Figure content listings
--- START ---

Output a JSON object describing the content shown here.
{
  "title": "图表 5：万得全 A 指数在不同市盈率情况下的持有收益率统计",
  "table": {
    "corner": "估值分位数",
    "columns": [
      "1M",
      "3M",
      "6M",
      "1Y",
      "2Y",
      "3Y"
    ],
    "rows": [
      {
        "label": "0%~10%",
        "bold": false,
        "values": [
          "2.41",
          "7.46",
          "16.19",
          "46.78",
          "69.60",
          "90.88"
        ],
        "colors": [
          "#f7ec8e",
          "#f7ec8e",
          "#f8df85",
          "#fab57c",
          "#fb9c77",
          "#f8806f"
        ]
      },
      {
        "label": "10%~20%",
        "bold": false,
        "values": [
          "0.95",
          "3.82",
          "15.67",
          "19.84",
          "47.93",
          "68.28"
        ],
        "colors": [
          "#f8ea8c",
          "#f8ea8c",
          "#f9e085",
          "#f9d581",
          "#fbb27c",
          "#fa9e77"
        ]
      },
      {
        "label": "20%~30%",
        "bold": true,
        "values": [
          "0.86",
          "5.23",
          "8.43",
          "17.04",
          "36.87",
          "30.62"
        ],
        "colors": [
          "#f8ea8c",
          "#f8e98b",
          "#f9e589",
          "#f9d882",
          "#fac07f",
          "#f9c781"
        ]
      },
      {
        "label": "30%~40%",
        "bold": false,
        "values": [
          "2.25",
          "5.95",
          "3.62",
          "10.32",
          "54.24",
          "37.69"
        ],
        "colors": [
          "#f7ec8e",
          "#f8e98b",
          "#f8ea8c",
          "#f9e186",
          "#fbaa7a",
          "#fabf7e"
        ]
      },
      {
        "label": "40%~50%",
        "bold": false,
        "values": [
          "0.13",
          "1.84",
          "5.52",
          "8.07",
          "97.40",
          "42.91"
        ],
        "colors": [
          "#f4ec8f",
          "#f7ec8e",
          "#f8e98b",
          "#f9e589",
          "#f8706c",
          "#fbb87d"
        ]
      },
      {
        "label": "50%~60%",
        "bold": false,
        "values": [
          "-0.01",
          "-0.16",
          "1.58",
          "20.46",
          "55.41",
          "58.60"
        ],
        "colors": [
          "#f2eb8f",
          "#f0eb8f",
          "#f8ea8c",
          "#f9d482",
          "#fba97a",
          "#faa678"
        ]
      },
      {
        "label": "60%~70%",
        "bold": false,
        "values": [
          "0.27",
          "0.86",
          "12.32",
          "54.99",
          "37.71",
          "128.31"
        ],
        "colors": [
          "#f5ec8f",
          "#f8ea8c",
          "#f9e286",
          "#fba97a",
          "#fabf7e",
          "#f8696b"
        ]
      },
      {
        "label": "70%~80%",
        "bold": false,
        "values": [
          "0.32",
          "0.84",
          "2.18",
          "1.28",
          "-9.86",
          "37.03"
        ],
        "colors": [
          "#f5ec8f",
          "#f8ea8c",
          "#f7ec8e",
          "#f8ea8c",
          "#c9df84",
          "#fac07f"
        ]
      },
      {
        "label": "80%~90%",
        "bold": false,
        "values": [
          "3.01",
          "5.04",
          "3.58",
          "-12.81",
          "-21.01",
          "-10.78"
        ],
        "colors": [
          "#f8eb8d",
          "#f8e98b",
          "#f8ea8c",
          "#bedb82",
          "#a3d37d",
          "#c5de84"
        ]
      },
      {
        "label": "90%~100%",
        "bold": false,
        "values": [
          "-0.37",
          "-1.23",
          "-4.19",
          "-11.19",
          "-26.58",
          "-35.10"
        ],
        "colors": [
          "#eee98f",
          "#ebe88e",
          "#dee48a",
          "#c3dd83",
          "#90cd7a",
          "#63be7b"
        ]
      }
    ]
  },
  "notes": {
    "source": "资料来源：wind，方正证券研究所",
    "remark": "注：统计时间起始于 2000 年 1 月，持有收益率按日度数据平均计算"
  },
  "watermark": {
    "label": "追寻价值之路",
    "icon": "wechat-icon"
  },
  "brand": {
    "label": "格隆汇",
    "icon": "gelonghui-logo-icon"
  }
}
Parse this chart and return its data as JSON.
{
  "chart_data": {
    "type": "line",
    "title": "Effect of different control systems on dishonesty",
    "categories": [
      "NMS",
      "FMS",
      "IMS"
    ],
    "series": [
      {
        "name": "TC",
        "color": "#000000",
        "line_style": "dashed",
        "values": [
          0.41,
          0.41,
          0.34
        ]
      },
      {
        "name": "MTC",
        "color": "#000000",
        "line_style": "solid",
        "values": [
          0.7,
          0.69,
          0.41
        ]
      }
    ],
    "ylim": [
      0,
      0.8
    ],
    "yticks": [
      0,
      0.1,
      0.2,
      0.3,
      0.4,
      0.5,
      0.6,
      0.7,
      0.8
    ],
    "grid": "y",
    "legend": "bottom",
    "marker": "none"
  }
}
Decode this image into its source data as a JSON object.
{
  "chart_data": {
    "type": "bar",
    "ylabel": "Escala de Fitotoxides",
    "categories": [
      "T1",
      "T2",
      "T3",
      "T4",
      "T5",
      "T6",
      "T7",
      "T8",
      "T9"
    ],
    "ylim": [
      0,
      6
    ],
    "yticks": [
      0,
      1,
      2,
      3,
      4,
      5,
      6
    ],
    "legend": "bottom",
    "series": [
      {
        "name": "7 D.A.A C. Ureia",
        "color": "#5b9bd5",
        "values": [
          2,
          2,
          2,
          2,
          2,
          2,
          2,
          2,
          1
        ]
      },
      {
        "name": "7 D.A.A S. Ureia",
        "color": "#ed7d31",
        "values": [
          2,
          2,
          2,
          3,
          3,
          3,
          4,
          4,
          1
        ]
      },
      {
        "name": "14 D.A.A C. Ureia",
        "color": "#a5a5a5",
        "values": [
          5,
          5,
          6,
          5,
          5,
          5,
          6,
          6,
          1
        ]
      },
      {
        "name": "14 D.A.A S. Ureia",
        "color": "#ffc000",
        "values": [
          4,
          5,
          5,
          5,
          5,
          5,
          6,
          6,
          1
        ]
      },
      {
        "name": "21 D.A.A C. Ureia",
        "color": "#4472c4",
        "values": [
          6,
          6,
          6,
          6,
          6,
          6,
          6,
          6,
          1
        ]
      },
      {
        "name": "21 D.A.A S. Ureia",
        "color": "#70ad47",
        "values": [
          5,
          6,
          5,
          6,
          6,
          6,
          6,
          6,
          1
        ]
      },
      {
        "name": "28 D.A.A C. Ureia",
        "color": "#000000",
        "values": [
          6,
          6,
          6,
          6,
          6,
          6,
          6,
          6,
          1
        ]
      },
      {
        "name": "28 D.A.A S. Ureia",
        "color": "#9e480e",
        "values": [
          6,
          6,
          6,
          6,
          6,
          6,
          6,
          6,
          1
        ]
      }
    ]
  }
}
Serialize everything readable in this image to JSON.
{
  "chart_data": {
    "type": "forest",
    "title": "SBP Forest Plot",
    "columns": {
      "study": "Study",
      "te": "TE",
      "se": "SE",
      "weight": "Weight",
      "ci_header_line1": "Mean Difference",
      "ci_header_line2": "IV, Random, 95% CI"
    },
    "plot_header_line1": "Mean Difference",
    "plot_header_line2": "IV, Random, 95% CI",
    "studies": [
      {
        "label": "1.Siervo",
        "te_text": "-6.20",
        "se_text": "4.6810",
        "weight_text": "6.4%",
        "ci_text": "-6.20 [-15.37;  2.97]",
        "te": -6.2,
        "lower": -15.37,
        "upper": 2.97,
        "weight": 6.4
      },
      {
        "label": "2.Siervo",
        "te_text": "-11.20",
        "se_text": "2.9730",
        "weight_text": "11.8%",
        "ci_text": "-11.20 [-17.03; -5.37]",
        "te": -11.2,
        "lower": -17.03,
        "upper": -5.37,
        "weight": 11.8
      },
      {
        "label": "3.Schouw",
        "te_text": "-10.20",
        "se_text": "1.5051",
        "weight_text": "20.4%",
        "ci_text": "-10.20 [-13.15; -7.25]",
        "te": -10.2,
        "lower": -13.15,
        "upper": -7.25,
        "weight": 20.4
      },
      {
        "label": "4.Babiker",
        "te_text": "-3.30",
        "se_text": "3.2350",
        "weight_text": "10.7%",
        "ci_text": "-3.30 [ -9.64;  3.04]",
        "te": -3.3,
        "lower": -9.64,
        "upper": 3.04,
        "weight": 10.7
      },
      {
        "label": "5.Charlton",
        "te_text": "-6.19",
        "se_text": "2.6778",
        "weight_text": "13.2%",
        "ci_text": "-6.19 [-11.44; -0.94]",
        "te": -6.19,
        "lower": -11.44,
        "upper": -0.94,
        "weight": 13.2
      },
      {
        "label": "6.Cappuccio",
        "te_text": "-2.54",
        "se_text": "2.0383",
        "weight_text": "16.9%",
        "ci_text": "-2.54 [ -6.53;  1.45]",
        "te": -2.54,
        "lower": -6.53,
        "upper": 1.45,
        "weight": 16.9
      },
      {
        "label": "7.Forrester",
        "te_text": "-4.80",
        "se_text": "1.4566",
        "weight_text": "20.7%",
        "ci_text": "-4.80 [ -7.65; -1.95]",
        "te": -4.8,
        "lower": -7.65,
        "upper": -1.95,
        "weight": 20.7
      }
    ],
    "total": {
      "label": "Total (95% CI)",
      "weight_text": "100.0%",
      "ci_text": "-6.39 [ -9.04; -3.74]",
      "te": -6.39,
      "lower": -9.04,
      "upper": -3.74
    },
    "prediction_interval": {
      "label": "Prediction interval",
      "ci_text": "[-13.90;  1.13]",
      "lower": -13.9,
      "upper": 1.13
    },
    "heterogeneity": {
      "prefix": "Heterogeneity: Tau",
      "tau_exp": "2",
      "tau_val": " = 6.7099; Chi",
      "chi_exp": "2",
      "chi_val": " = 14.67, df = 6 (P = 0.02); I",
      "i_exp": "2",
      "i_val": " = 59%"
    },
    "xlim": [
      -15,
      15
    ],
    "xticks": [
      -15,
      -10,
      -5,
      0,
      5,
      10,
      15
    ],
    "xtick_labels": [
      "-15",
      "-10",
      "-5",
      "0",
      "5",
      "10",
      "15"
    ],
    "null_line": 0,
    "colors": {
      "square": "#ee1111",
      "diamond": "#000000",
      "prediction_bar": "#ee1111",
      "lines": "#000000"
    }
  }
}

--- END ---

What is required:
Write down the number of lines where the word "name" appears, and nothing further.

The answer:
10